**TASK**
Reproduce the material verbatim, from its first line through the line containing "callout-pointer [500,333,513,352]", including both of those lines.
** start DATA ROWS **
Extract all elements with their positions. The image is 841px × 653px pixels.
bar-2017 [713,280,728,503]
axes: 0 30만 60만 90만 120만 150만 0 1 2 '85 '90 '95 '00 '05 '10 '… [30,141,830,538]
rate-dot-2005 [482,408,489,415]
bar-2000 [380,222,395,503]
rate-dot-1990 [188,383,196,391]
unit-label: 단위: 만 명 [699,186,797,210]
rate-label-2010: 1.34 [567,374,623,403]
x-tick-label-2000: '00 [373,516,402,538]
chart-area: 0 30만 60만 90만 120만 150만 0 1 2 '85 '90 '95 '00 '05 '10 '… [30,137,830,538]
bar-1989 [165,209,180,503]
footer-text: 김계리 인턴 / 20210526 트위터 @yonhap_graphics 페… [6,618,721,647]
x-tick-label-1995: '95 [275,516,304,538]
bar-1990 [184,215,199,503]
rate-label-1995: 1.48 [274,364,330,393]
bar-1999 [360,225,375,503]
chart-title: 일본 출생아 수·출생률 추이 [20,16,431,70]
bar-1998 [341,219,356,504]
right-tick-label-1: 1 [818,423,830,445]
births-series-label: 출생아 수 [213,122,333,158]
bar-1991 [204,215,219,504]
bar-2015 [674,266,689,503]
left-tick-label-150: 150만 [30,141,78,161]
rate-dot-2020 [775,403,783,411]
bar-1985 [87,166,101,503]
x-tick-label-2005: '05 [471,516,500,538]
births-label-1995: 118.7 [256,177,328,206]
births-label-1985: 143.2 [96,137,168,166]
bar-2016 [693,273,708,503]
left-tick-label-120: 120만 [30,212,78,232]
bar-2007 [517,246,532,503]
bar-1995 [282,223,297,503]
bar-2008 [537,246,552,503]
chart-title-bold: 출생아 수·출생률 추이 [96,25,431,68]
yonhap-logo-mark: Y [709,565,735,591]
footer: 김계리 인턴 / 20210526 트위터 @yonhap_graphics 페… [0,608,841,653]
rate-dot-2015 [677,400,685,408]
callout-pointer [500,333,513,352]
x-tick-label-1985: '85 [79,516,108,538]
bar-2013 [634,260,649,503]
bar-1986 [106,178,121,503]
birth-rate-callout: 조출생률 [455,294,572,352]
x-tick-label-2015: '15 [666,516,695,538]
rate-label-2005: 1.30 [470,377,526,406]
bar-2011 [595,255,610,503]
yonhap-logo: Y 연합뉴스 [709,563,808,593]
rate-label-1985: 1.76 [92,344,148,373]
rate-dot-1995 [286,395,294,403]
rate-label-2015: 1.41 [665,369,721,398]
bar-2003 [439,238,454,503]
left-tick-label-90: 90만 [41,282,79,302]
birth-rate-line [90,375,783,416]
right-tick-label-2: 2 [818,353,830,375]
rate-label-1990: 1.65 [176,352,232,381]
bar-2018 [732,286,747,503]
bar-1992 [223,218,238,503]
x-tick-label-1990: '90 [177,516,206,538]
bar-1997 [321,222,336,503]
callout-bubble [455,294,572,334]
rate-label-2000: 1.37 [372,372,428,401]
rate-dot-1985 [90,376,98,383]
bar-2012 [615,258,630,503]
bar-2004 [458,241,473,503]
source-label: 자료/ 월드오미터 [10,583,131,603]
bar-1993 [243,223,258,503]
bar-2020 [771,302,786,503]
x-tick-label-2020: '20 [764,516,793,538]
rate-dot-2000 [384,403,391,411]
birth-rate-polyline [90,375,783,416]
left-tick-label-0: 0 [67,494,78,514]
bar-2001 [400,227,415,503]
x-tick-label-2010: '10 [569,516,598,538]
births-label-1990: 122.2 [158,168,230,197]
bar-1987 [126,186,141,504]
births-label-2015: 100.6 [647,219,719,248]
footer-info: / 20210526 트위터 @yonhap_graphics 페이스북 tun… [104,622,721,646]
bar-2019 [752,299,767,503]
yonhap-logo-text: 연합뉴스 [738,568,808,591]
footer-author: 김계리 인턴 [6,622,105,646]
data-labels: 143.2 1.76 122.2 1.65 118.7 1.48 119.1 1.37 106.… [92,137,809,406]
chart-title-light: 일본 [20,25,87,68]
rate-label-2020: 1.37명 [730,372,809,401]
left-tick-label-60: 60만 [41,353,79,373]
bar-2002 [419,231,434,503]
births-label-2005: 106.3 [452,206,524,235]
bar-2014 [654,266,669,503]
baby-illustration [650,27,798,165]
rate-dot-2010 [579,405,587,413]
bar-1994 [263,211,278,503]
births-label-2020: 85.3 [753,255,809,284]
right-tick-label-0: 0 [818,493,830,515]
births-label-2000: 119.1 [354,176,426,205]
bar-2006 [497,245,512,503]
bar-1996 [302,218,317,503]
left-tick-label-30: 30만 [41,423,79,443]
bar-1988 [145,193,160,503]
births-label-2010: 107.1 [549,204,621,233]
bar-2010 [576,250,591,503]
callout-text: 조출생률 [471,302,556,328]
** end DATA ROWS **
**SOLUTION TO THIS PROBLEM**
Extract all elements with their positions. The image is 841px × 653px pixels.
bar-2017 [713,280,728,503]
axes: 0 30만 60만 90만 120만 150만 0 1 2 '85 '90 '95 '00 '05 '10 '… [30,141,830,538]
rate-dot-2005 [482,408,489,415]
bar-2000 [380,222,395,503]
rate-dot-1990 [188,383,196,391]
unit-label: 단위: 만 명 [699,186,797,210]
rate-label-2010: 1.34 [567,374,623,403]
x-tick-label-2000: '00 [373,516,402,538]
chart-area: 0 30만 60만 90만 120만 150만 0 1 2 '85 '90 '95 '00 '05 '10 '… [30,137,830,538]
bar-1989 [165,209,180,503]
footer-text: 김계리 인턴 / 20210526 트위터 @yonhap_graphics 페… [6,618,721,647]
x-tick-label-1995: '95 [275,516,304,538]
bar-1990 [184,215,199,503]
rate-label-1995: 1.48 [274,364,330,393]
bar-1999 [360,225,375,503]
chart-title: 일본 출생아 수·출생률 추이 [20,16,431,70]
bar-1998 [341,219,356,504]
right-tick-label-1: 1 [818,423,830,445]
births-series-label: 출생아 수 [213,122,333,158]
bar-1991 [204,215,219,504]
bar-2015 [674,266,689,503]
left-tick-label-150: 150만 [30,141,78,161]
rate-dot-2020 [775,403,783,411]
bar-1985 [87,166,101,503]
x-tick-label-2005: '05 [471,516,500,538]
births-label-1995: 118.7 [256,177,328,206]
births-label-1985: 143.2 [96,137,168,166]
bar-2016 [693,273,708,503]
left-tick-label-120: 120만 [30,212,78,232]
bar-2007 [517,246,532,503]
bar-1995 [282,223,297,503]
bar-2008 [537,246,552,503]
chart-title-bold: 출생아 수·출생률 추이 [96,25,431,68]
yonhap-logo-mark: Y [709,565,735,591]
footer: 김계리 인턴 / 20210526 트위터 @yonhap_graphics 페… [0,608,841,653]
rate-dot-2015 [677,400,685,408]
callout-pointer [500,333,513,352]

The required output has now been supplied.